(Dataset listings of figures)
· · · ·

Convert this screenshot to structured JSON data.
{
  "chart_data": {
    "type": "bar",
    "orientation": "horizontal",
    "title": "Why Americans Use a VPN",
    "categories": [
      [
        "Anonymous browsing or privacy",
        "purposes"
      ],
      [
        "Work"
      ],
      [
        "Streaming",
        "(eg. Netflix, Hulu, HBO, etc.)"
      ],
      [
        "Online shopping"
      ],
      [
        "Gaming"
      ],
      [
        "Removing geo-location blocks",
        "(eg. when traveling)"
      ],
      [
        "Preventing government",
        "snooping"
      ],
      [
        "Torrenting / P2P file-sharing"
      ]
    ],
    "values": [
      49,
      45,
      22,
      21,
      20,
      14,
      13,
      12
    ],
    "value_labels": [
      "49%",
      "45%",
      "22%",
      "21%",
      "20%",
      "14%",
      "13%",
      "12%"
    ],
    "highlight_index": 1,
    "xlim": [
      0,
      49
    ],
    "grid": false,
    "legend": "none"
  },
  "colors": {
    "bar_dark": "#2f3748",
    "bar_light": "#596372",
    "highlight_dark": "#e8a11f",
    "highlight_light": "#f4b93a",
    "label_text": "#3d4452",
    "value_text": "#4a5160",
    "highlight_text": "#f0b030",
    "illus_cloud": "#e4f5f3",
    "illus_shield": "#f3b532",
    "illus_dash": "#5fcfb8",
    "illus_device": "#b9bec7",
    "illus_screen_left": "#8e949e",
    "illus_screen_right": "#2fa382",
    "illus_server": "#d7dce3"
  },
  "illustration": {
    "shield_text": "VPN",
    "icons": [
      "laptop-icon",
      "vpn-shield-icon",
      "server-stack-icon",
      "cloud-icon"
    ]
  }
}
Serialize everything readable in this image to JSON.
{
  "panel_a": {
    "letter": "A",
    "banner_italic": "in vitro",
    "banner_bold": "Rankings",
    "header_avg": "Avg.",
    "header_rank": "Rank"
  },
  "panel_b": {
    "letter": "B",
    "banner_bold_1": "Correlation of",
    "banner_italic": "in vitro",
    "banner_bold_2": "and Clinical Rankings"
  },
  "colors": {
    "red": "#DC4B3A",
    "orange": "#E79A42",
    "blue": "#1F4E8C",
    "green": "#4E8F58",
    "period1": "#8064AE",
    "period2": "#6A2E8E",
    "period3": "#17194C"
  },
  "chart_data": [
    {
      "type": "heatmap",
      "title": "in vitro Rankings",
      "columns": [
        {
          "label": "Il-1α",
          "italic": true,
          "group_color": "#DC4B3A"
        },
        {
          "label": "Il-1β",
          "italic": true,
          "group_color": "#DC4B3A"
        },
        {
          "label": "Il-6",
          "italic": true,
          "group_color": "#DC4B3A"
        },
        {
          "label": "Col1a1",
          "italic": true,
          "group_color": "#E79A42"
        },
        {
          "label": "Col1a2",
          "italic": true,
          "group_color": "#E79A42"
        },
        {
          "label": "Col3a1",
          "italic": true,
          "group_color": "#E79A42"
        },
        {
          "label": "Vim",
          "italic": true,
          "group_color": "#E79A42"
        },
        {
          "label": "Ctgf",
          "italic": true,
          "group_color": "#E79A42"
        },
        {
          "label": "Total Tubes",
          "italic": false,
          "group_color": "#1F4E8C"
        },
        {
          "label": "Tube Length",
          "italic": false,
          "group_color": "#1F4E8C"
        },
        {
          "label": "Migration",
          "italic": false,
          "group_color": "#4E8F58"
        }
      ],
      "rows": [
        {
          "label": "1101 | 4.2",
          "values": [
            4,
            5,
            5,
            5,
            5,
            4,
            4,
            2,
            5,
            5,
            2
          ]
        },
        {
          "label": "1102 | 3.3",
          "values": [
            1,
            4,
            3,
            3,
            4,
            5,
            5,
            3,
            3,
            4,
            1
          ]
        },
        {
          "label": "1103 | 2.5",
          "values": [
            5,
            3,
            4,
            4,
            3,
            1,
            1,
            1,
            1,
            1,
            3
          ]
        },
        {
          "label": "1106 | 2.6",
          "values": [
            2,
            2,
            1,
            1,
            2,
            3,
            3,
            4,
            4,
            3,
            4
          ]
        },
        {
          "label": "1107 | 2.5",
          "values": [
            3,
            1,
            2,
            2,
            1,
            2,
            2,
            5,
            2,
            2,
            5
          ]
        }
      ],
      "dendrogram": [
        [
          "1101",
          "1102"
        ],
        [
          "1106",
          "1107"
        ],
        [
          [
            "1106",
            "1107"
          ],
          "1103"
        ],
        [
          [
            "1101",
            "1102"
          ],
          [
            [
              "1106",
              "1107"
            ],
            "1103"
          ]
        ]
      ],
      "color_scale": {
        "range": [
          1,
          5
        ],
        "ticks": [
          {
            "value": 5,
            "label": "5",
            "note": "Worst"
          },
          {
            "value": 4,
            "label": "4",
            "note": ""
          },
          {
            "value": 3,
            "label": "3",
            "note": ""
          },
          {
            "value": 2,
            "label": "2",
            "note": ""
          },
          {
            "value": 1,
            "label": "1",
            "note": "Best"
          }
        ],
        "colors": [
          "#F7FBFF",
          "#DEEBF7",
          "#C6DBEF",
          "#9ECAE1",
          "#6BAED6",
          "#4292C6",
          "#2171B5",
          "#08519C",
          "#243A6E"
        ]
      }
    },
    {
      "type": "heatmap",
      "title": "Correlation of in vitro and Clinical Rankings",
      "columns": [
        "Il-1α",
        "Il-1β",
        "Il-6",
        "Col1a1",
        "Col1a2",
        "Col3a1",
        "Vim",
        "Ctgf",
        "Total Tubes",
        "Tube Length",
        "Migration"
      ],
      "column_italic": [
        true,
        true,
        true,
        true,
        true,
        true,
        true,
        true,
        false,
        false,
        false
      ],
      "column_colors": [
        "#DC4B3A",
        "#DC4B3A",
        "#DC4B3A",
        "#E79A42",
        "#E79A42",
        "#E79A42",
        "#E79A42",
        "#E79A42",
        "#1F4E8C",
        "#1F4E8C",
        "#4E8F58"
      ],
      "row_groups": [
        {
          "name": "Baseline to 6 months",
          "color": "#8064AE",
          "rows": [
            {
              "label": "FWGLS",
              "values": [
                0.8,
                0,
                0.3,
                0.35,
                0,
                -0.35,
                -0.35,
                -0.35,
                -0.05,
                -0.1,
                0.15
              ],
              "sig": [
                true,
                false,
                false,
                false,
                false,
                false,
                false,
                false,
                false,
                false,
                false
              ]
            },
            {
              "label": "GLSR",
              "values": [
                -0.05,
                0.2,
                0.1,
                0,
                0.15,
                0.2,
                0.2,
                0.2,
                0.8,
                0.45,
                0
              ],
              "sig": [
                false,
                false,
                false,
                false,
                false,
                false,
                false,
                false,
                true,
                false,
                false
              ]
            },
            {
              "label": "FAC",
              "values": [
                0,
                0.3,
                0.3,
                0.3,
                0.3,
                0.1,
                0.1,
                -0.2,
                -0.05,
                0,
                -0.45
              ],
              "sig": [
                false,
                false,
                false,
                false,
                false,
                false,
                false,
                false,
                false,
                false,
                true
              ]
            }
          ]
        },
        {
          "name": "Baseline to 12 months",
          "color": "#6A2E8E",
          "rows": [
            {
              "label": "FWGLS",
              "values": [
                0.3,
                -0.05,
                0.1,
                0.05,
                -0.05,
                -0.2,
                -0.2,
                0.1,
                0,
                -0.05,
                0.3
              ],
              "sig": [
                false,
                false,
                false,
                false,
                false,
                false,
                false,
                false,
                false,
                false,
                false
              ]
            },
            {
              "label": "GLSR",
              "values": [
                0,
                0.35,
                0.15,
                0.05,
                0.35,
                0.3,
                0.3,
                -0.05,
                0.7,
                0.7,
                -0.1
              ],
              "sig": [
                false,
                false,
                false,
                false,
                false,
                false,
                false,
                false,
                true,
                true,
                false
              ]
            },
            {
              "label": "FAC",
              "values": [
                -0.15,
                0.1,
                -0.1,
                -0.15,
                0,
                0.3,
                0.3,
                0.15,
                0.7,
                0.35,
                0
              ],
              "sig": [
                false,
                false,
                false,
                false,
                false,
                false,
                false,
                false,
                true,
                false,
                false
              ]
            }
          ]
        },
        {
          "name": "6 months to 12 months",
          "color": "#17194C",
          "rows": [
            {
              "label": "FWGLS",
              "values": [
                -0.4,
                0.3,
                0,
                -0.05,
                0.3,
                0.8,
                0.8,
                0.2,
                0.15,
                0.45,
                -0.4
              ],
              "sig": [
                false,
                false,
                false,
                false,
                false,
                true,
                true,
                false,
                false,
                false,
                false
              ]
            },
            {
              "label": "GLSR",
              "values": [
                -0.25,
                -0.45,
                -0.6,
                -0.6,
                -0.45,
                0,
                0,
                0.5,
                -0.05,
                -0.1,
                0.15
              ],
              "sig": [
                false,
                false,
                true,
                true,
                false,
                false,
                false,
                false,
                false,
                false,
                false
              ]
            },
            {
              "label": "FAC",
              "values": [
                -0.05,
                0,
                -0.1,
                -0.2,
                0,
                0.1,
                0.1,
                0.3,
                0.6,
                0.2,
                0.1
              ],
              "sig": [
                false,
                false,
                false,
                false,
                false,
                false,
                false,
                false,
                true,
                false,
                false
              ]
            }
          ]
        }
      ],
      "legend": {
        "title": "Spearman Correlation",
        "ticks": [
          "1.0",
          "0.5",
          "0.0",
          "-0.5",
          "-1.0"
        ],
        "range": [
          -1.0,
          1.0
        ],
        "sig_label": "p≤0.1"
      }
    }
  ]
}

· · · ·

Set out every line from the material that contains the string "months".

          "name": "Baseline to 6 months",
          "name": "Baseline to 12 months",
          "name": "6 months to 12 months",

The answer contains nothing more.